[Dataset rows about figures]
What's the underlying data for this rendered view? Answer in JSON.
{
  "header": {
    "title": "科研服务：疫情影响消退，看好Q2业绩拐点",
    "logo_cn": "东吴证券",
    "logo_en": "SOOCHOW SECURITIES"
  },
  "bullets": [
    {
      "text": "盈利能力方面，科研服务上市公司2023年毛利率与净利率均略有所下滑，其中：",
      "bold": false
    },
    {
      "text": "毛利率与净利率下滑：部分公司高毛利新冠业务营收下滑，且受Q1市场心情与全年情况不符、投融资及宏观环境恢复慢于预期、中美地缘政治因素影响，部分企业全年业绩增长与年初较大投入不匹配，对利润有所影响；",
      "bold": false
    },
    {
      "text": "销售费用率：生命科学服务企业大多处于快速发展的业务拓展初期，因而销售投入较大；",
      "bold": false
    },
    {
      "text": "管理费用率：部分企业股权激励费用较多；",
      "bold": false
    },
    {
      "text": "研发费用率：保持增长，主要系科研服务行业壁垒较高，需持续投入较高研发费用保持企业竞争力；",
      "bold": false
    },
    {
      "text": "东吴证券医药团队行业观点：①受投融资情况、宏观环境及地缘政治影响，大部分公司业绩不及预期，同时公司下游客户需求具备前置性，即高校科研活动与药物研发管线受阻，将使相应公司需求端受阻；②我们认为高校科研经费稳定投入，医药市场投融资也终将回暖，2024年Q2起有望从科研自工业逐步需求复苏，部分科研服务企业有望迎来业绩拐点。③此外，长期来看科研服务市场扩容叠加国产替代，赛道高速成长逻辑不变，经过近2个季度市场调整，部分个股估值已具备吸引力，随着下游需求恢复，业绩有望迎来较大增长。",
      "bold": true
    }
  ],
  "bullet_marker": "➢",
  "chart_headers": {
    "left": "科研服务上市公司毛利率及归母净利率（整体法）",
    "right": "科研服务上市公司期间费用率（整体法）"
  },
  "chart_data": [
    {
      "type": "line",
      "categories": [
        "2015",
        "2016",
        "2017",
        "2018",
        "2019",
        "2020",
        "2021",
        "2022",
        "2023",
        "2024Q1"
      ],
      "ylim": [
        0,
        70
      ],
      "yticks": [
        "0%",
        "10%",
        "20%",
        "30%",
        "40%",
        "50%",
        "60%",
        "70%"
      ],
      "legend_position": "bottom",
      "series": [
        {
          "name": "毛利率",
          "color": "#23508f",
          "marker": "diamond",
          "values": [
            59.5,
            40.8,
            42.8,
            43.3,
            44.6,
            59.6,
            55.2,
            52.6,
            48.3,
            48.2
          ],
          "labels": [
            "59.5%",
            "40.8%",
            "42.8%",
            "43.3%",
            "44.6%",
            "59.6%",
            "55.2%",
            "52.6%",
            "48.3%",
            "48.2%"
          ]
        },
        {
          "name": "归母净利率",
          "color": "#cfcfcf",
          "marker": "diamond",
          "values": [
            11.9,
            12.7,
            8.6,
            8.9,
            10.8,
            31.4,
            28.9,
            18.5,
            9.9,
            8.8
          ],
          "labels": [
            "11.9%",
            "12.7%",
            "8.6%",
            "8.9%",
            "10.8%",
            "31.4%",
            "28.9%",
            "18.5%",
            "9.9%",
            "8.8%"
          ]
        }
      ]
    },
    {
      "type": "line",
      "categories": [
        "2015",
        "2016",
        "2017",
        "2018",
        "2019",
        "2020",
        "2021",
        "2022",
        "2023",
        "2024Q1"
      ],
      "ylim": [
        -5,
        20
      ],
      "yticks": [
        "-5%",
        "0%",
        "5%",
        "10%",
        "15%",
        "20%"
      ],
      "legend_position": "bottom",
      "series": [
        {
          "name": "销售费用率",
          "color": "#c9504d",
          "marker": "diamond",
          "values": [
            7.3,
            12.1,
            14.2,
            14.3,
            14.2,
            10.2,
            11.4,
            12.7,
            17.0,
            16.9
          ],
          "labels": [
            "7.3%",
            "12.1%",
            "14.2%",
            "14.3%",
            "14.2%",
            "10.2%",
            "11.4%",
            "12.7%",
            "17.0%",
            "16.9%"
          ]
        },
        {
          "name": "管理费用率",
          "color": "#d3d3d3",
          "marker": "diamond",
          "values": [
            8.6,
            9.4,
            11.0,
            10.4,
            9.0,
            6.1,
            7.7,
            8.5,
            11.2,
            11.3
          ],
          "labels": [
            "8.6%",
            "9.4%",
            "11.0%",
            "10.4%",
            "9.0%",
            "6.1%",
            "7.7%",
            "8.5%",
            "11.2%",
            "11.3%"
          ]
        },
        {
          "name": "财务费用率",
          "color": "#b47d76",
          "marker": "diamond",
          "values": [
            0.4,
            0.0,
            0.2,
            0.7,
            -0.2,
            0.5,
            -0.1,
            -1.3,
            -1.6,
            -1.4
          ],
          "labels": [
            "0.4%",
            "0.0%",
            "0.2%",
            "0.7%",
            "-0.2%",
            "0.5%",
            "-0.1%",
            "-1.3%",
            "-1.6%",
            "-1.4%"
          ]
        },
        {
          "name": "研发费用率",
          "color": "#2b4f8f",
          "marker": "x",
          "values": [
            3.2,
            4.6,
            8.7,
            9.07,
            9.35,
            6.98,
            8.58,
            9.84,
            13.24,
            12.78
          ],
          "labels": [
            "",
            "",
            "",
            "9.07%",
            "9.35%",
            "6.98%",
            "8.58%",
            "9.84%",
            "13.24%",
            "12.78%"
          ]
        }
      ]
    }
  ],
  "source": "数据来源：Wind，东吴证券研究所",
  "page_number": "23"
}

Task directions: Copy in full each line that holds the word "color".

Answer to this problem:
          "color": "#23508f",
          "color": "#cfcfcf",
          "color": "#c9504d",
          "color": "#d3d3d3",
          "color": "#b47d76",
          "color": "#2b4f8f",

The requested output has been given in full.